## Information supplied
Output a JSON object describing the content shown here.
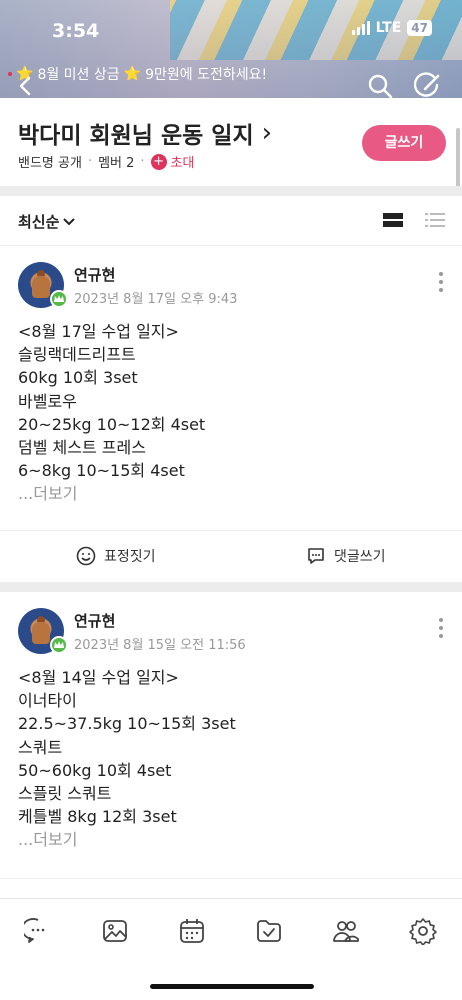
{
  "status_bar": {
    "time": "3:54",
    "network": "LTE",
    "battery": "47"
  },
  "banner": {
    "promo_text": "8월 미션 상금",
    "promo_text_2": "9만원에 도전하세요!",
    "star": "⭐"
  },
  "header": {
    "band_title": "박다미 회원님 운동 일지",
    "chevron": "›",
    "visibility": "밴드명 공개",
    "members": "멤버 2",
    "invite": "초대",
    "invite_plus": "+",
    "write_button": "글쓰기",
    "sep": "·"
  },
  "sort": {
    "label": "최신순"
  },
  "posts": [
    {
      "author": "연규현",
      "time": "2023년 8월 17일 오후 9:43",
      "lines": [
        "<8월 17일 수업 일지>",
        "슬링랙데드리프트",
        "60kg 10회 3set",
        "바벨로우",
        "20~25kg 10~12회 4set",
        "덤벨 체스트 프레스",
        "6~8kg 10~15회 4set"
      ],
      "read_more": "...더보기",
      "action_react": "표정짓기",
      "action_comment": "댓글쓰기"
    },
    {
      "author": "연규현",
      "time": "2023년 8월 15일 오전 11:56",
      "lines": [
        "<8월 14일 수업 일지>",
        "이너타이",
        "22.5~37.5kg 10~15회 3set",
        "스쿼트",
        "50~60kg 10회 4set",
        "스플릿 스쿼트",
        "케틀벨 8kg 12회 3set"
      ],
      "read_more": "...더보기"
    }
  ],
  "bottom_nav": {
    "items": [
      "chat-icon",
      "photo-icon",
      "calendar-icon",
      "folder-check-icon",
      "members-icon",
      "settings-icon"
    ]
  },
  "colors": {
    "accent": "#e85a84",
    "invite": "#e0335b",
    "crown": "#55b947"
  }
}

## What is required
Repeat each entry exactly as it appears; skip any picture.

## Result of this exercise
Output a JSON object describing the content shown here.
{
  "status_bar": {
    "time": "3:54",
    "network": "LTE",
    "battery": "47"
  },
  "banner": {
    "promo_text": "8월 미션 상금",
    "promo_text_2": "9만원에 도전하세요!",
    "star": "⭐"
  },
  "header": {
    "band_title": "박다미 회원님 운동 일지",
    "chevron": "›",
    "visibility": "밴드명 공개",
    "members": "멤버 2",
    "invite": "초대",
    "invite_plus": "+",
    "write_button": "글쓰기",
    "sep": "·"
  },
  "sort": {
    "label": "최신순"
  },
  "posts": [
    {
      "author": "연규현",
      "time": "2023년 8월 17일 오후 9:43",
      "lines": [
        "<8월 17일 수업 일지>",
        "슬링랙데드리프트",
        "60kg 10회 3set",
        "바벨로우",
        "20~25kg 10~12회 4set",
        "덤벨 체스트 프레스",
        "6~8kg 10~15회 4set"
      ],
      "read_more": "...더보기",
      "action_react": "표정짓기",
      "action_comment": "댓글쓰기"
    },
    {
      "author": "연규현",
      "time": "2023년 8월 15일 오전 11:56",
      "lines": [
        "<8월 14일 수업 일지>",
        "이너타이",
        "22.5~37.5kg 10~15회 3set",
        "스쿼트",
        "50~60kg 10회 4set",
        "스플릿 스쿼트",
        "케틀벨 8kg 12회 3set"
      ],
      "read_more": "...더보기"
    }
  ],
  "bottom_nav": {
    "items": [
      "chat-icon",
      "photo-icon",
      "calendar-icon",
      "folder-check-icon",
      "members-icon",
      "settings-icon"
    ]
  },
  "colors": {
    "accent": "#e85a84",
    "invite": "#e0335b",
    "crown": "#55b947"
  }
}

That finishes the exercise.